- **TASK GOAL**:
Write out the listing lines word for word, starting with the first line and going on through the line that contains "question-number: Q-96. xyxy=(20,144,74,165)".

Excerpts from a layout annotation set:
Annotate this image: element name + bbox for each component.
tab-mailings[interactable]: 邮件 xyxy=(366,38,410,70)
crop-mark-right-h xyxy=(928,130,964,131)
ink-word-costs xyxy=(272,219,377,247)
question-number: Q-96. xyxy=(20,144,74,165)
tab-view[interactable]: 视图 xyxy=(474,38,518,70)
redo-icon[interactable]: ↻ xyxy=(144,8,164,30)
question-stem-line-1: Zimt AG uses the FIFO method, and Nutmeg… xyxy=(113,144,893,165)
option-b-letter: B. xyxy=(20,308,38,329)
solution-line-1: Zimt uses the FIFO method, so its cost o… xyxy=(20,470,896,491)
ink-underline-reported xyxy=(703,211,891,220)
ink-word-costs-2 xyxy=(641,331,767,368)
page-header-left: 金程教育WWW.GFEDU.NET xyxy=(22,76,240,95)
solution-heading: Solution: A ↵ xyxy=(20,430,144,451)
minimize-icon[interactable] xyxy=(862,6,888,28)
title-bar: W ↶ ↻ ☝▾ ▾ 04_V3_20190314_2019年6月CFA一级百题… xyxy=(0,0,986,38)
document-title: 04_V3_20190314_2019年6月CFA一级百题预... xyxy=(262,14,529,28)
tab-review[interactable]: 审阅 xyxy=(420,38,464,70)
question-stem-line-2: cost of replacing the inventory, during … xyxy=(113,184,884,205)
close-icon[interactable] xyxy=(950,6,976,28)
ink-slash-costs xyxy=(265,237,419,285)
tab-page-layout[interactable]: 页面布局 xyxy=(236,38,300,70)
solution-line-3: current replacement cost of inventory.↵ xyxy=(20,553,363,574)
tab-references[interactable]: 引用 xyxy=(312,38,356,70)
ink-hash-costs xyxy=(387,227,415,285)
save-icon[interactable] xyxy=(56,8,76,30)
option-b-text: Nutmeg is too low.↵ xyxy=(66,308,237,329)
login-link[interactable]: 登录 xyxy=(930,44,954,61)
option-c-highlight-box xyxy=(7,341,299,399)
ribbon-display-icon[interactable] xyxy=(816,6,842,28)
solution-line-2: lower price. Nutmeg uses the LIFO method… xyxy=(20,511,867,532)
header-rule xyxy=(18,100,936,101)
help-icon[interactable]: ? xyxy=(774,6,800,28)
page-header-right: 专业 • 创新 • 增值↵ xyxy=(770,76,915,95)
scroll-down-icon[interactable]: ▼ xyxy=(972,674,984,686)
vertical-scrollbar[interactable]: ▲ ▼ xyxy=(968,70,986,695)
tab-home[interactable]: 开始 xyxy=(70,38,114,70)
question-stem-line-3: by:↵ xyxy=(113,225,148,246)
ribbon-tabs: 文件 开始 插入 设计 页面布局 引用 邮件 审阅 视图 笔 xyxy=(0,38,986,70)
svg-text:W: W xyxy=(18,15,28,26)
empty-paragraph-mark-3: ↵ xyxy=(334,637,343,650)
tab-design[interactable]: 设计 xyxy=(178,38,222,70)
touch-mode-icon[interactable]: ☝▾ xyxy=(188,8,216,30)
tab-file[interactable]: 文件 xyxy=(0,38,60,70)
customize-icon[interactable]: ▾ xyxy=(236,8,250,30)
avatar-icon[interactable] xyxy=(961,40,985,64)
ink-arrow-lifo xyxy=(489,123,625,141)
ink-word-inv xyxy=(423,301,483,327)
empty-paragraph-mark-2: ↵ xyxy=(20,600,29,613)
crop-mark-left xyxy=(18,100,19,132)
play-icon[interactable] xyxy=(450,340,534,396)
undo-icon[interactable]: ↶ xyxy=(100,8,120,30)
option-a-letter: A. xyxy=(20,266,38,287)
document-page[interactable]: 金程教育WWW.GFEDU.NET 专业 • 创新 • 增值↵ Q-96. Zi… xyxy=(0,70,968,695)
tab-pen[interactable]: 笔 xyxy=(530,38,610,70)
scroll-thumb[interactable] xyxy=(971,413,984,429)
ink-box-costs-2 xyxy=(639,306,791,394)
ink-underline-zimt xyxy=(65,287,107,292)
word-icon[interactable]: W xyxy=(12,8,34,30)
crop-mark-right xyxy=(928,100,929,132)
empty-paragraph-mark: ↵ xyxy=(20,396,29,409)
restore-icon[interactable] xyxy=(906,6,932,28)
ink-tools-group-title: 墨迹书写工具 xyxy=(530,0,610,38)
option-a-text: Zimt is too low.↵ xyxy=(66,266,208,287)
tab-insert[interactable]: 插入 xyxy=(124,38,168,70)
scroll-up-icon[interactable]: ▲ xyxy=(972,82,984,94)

- **CORRECT ANSWER**:
Annotate this image: element name + bbox for each component.
tab-mailings[interactable]: 邮件 xyxy=(366,38,410,70)
crop-mark-right-h xyxy=(928,130,964,131)
ink-word-costs xyxy=(272,219,377,247)
question-number: Q-96. xyxy=(20,144,74,165)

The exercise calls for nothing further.